Required task. Copy each line that contains the word "label".

↓↓↓

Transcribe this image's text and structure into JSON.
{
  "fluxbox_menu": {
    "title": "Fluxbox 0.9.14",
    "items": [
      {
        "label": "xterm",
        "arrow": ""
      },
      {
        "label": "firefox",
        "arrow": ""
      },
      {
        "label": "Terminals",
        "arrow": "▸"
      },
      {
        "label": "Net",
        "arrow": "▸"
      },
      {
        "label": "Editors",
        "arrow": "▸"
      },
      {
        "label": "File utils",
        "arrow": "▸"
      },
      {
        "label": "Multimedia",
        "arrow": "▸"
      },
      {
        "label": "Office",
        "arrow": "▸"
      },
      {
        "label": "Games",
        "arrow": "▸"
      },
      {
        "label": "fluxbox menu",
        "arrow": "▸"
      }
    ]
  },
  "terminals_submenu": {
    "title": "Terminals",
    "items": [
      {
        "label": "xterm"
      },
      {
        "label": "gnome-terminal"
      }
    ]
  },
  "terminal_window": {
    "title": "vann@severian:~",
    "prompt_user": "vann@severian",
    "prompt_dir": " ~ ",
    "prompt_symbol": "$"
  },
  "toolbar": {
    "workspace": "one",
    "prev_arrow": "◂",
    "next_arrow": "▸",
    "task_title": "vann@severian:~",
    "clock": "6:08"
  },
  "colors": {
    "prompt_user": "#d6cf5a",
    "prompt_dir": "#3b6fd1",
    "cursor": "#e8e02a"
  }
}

↑↑↑

Result below.
        "label": "xterm",
        "label": "firefox",
        "label": "Terminals",
        "label": "Net",
        "label": "Editors",
        "label": "File utils",
        "label": "Multimedia",
        "label": "Office",
        "label": "Games",
        "label": "fluxbox menu",
        "label": "xterm"
        "label": "gnome-terminal"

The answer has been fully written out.